▶ Enunciado a: Reescreva os registros começando na linha que contém "most 100 elements." e terminando na que contém "annotation-channel-tag-right-1: Channel No., tag", trocando "Data Monitor" por "Monitor de Dados" e mantendo todo o resto sem alteração.

▶ Bloco de texto:
____________
A operação de compra e venda de um imóvel em construção tornar-se
irreversível após o recebimento e ocupação pelo comprador. Ou seja, após a
entrega do imóvel, não é mais possível desistir do negócio. O entendimento é
da Segunda Seção do Superior Tribunal de Justiça (STJ). O colegiado acolheu,
por unanimidade, o recurso interposto pela Construtora ELO Engenharia e
Empreendimentos Ltda. contra a desistência de um comprador que já ocupava o
imóvel há quase dois anos. O processo foi relatado pelo ministro Aldir
Passarinho Junior.
Para o ministro, deve haver “um limite fático/temporal” para o exercício do
direito de desistência de uma compra e venda de imóvel. Segundo o relator,
ao receber a posse do imóvel e ocupar o local ou alugar a unidade a
terceiros, o proprietário transforma “o apartamento, que era novo, em usado,
iniciando o desgaste que naturalmente ocorre com a ocupação, alterando o
valor comercial do bem, que naturalmente, quando vendido na denominada 1ª
locação, tem maior valia”.
O ministro destacou que há entendimento firmado no STJ no sentido de ser
possível ao adquirente desistir da compra por impossibilidade de pagar as
prestações. O posicionamento do Tribunal, segundo o relator, indica,
inclusive, que a Construtora deve devolver as parcelas pagas, descontando
apenas 25% do valor pago, a título de compensação por seus serviços de
administração, corretagem, propaganda, entre outros.
No entanto, enfatizou o ministro, o recurso em análise apresenta uma
particularidade – o proprietário já recebeu o imóvel. “Não se me afigura,
realmente razoável, que a empresa construtora fique por muitos anos ainda
vinculada à unilateral vontade do comprador desistente, que, até por motivo
de mera conveniência, após residir no imóvel, vem a ‘desistir’ da aquisição,
descartando o apartamento após, convenientemente, dele se servir, por vezes
por alguns ou muitos anos.”
Compra e desistência
Alcides Alves Neto assinou, em maio de 1995, contrato de compra e venda de
uma loja comercial em construção pela ELO Engenharia e Empreendimentos Ltda.
____________
▶ Enunciado b: Liste os serviços da construtora que o bloco de texto menciona como compensados pelo desconto de 25% do valor pago.

▶ Dados fornecidos:
____________
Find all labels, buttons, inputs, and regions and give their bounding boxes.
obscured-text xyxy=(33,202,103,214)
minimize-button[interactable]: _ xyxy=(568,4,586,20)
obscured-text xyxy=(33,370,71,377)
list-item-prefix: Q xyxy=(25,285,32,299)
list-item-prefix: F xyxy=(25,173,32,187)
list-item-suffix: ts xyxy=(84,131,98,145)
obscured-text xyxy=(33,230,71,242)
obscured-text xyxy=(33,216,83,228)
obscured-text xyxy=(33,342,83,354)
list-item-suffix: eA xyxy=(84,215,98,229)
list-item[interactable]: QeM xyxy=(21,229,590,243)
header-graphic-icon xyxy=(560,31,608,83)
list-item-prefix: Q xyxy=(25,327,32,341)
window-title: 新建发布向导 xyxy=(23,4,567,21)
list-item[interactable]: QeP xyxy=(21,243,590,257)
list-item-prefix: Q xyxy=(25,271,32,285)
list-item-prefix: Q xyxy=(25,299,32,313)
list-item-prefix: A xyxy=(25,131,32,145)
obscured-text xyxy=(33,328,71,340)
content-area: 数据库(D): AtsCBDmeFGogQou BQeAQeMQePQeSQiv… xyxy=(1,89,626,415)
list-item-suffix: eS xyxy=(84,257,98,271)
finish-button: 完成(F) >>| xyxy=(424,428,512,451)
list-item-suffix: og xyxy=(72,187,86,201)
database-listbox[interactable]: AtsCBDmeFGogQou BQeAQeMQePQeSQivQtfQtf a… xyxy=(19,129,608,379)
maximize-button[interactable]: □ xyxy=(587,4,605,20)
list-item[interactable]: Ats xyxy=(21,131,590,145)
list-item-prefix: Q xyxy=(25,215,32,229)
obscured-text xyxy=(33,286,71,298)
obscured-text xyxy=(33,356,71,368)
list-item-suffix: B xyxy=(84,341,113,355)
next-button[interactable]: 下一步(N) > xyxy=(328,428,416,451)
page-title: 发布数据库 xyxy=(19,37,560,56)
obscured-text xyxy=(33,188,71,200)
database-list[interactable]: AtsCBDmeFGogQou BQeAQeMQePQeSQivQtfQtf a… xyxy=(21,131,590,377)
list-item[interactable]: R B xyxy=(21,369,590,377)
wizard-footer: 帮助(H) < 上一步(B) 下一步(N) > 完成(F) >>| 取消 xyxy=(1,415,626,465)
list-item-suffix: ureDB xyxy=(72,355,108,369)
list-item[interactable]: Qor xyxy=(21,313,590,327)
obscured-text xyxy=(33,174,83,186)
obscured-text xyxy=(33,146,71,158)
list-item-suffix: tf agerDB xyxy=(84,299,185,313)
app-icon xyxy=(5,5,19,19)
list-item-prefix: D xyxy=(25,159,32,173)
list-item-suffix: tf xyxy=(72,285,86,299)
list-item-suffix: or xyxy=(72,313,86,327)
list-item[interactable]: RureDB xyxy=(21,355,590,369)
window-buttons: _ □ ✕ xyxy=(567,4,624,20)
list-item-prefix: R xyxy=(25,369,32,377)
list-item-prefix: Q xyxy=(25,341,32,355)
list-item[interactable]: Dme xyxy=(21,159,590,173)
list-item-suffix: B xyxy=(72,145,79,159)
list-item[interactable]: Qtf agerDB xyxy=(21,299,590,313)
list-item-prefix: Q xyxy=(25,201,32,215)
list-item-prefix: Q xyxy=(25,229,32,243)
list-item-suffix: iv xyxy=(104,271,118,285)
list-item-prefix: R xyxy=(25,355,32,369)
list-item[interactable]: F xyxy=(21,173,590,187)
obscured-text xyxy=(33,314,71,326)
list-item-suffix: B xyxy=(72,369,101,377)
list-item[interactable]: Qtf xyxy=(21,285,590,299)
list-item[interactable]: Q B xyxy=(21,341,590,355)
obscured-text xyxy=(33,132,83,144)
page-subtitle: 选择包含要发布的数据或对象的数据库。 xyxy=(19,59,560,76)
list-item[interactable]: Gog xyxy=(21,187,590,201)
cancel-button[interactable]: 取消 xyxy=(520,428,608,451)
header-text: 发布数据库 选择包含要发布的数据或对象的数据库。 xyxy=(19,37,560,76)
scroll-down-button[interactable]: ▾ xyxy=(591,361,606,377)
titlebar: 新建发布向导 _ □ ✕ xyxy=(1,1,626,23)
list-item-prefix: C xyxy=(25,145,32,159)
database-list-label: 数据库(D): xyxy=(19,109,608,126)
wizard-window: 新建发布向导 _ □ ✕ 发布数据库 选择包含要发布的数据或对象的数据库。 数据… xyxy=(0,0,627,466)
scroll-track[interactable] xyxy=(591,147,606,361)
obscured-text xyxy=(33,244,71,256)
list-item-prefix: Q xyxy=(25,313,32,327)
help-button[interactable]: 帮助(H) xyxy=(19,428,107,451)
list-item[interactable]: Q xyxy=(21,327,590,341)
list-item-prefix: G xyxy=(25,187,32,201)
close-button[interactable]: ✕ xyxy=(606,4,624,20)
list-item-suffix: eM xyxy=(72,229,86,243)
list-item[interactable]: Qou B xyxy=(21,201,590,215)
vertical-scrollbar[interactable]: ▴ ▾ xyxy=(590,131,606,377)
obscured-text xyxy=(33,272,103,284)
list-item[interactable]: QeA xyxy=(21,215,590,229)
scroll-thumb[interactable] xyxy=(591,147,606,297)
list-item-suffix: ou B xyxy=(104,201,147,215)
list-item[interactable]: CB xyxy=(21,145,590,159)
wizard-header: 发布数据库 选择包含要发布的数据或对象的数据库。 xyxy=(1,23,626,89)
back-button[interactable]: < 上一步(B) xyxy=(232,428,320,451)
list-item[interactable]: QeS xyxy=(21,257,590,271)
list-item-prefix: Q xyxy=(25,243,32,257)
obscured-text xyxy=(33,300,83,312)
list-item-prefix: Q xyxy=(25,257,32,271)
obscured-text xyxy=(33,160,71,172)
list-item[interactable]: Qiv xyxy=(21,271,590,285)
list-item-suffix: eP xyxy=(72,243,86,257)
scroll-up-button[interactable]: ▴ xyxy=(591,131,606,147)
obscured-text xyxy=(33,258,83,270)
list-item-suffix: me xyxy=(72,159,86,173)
____________
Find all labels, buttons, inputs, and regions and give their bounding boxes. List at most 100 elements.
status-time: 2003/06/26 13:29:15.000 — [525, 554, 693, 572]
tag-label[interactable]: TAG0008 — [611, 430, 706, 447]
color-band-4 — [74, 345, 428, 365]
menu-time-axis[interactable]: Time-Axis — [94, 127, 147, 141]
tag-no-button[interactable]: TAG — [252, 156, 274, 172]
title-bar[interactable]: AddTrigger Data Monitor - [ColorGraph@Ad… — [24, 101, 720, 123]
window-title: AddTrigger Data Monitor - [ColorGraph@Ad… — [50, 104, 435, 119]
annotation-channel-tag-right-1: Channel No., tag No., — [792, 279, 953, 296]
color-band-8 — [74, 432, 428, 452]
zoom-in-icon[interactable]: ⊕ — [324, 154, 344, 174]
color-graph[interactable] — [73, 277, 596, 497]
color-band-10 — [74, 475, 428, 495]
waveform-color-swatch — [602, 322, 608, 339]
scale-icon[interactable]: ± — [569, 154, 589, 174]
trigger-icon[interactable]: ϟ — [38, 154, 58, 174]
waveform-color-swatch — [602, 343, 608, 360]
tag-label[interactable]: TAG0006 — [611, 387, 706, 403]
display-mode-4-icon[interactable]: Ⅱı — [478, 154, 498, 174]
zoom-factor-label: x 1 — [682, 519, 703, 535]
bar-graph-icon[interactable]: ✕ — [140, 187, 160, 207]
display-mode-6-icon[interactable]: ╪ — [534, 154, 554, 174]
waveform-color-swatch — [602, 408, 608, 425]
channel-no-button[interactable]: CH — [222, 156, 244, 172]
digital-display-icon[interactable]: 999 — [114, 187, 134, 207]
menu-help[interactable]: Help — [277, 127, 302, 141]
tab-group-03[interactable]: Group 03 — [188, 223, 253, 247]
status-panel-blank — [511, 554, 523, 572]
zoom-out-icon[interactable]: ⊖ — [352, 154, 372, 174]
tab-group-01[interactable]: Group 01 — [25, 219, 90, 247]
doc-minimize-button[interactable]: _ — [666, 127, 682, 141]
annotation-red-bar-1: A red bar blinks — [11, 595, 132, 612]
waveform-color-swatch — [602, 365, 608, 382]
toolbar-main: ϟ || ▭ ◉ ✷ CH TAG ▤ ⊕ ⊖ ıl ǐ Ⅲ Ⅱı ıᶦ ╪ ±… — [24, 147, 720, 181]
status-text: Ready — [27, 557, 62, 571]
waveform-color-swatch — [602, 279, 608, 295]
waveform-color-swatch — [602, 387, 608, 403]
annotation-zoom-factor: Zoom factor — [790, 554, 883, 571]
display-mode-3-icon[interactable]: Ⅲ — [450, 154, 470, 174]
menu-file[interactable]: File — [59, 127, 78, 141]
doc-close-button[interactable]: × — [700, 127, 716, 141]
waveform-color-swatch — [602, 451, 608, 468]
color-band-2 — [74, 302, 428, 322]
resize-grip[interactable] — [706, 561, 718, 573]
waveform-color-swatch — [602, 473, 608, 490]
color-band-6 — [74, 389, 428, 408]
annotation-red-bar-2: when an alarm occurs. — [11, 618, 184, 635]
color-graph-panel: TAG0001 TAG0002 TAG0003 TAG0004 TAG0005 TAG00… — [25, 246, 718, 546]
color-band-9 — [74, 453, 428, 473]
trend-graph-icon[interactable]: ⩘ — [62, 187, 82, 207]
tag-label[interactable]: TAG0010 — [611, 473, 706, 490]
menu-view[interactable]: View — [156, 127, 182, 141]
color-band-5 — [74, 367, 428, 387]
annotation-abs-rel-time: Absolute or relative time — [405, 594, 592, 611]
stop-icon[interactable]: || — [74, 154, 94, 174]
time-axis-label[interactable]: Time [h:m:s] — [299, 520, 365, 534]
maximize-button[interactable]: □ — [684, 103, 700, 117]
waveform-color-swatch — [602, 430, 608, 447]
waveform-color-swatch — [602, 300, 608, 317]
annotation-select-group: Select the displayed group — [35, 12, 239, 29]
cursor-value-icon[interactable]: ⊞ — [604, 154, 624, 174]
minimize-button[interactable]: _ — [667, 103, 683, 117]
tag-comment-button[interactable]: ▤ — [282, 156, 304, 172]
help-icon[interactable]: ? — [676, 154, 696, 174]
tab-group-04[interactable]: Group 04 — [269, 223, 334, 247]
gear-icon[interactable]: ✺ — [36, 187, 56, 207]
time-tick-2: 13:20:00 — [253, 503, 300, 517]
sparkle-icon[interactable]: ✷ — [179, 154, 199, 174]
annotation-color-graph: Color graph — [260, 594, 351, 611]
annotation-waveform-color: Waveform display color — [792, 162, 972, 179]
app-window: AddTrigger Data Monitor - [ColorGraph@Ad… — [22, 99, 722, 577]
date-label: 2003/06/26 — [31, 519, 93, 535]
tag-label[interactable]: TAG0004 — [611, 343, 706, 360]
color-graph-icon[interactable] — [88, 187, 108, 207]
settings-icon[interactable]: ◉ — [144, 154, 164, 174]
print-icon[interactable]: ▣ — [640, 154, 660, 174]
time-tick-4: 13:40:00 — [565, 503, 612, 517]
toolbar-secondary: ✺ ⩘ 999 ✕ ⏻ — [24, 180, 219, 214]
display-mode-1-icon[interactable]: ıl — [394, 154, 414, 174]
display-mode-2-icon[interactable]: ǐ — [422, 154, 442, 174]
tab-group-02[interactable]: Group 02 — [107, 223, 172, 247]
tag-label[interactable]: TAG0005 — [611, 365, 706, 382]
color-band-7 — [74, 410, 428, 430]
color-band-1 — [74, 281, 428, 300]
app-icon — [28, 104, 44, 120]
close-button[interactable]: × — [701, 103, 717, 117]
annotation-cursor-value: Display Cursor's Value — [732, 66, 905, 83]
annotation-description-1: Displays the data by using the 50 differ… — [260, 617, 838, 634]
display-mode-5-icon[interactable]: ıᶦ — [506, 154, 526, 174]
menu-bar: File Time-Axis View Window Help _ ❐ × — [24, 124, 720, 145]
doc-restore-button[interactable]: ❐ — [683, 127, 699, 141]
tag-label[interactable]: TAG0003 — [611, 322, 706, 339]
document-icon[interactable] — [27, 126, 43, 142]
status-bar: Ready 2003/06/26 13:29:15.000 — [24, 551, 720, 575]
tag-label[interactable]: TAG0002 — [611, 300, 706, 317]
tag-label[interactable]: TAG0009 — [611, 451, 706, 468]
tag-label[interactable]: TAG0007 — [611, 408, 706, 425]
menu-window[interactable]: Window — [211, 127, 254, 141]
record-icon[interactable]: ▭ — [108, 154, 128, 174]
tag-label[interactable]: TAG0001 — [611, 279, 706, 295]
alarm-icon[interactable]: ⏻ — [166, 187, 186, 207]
____________
▶ Resposta correta a:
Find all labels, buttons, inputs, and regions and give their bounding boxes. List at most 100 elements.
status-time: 2003/06/26 13:29:15.000 — [525, 554, 693, 572]
tag-label[interactable]: TAG0008 — [611, 430, 706, 447]
color-band-4 — [74, 345, 428, 365]
menu-time-axis[interactable]: Time-Axis — [94, 127, 147, 141]
tag-no-button[interactable]: TAG — [252, 156, 274, 172]
title-bar[interactable]: AddTrigger Monitor de Dados - [ColorGraph@Ad… — [24, 101, 720, 123]
window-title: AddTrigger Monitor de Dados - [ColorGraph@Ad… — [50, 104, 435, 119]
annotation-channel-tag-right-1: Channel No., tag No., — [792, 279, 953, 296]

▶ Resposta correta b: Administração, corretagem e propaganda.